[BEGIN Data section]
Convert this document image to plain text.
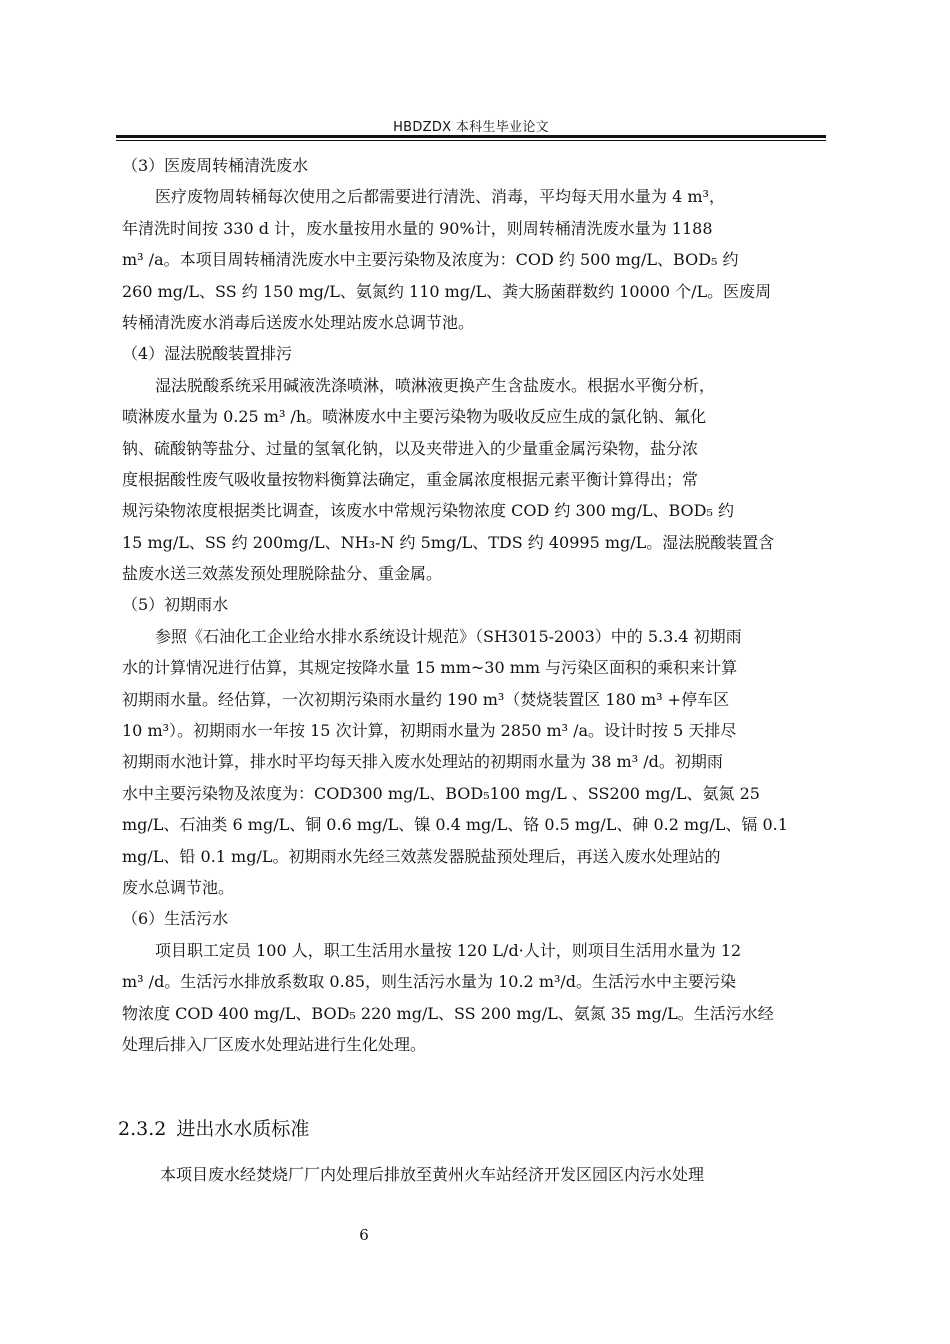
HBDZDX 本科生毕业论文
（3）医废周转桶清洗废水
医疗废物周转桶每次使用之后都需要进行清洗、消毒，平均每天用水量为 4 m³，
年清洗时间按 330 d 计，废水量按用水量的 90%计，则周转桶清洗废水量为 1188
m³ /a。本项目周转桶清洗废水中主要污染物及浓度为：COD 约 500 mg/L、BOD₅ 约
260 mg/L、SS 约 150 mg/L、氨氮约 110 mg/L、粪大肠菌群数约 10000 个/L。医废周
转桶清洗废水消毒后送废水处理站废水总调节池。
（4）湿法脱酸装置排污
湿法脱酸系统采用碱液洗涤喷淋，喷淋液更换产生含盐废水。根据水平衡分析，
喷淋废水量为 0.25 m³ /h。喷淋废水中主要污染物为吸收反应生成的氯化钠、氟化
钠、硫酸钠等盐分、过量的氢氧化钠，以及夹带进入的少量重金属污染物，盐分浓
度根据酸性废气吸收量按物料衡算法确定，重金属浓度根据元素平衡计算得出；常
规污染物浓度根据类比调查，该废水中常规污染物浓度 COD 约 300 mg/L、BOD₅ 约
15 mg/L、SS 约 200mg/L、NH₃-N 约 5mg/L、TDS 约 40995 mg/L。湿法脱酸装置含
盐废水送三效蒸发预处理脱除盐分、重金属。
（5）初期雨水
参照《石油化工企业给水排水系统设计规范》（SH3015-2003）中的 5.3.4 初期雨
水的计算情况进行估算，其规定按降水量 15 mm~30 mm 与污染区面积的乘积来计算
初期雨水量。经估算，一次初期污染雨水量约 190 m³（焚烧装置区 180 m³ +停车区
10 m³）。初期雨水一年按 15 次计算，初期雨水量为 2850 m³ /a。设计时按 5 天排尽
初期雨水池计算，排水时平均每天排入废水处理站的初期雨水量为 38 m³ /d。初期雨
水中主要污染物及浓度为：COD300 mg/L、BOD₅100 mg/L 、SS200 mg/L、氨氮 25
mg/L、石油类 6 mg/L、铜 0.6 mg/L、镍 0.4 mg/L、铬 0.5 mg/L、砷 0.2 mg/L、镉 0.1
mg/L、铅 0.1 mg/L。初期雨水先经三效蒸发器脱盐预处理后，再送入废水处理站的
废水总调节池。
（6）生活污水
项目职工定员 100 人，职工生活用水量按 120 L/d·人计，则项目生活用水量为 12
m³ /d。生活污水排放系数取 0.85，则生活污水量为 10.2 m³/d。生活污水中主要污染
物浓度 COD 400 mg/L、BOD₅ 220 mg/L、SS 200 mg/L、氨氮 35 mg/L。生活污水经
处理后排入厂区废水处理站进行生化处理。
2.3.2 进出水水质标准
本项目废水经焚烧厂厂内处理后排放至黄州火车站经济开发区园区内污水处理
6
[END Data section]
[BEGIN Data section]
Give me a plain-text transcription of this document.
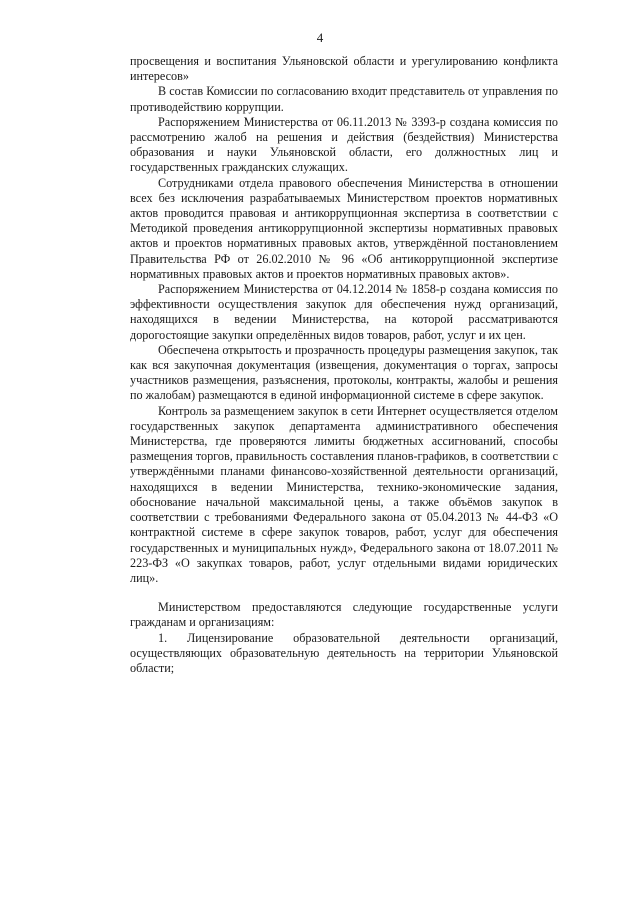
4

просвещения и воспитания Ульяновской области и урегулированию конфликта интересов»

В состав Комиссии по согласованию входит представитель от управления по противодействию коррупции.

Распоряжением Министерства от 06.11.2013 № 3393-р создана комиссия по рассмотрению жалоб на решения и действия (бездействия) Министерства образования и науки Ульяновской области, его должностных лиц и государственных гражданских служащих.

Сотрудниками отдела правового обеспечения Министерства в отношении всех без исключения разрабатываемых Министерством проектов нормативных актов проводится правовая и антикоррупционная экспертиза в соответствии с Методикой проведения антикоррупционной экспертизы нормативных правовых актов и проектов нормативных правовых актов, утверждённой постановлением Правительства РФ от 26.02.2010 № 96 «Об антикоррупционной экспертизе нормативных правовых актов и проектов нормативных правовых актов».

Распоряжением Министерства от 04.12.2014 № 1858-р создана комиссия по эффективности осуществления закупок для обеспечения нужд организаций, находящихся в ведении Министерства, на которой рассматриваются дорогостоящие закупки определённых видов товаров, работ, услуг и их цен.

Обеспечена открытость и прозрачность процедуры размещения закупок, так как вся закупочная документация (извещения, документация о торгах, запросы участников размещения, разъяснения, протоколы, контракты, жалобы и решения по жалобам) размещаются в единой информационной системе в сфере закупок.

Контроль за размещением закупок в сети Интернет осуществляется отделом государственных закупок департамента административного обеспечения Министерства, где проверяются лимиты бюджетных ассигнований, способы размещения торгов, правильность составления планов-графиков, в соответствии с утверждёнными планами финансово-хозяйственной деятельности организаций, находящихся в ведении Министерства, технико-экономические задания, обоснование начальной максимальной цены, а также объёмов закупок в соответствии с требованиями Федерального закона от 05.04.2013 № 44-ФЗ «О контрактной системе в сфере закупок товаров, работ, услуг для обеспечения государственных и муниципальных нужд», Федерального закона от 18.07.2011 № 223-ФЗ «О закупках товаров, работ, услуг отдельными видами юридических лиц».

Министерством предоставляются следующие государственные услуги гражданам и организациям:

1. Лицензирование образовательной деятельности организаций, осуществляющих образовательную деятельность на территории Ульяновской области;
[END Data section]
[BEGIN Data section]
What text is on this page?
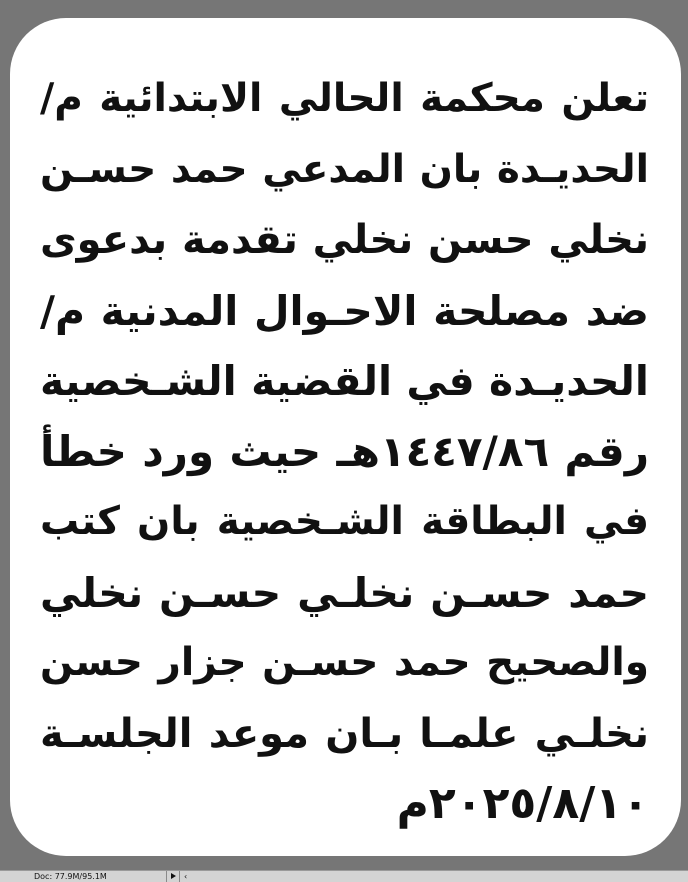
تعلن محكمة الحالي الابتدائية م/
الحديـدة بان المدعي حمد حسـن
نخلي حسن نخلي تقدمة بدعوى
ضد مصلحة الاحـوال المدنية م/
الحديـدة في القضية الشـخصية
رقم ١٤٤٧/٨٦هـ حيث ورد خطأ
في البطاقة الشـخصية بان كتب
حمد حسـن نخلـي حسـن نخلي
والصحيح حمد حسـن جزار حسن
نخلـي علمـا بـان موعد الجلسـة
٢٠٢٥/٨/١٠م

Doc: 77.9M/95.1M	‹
[END Data section]
## Set task
How many lines of these entries contain "размещения"? Answer with the number and nothing else.

## Written response
2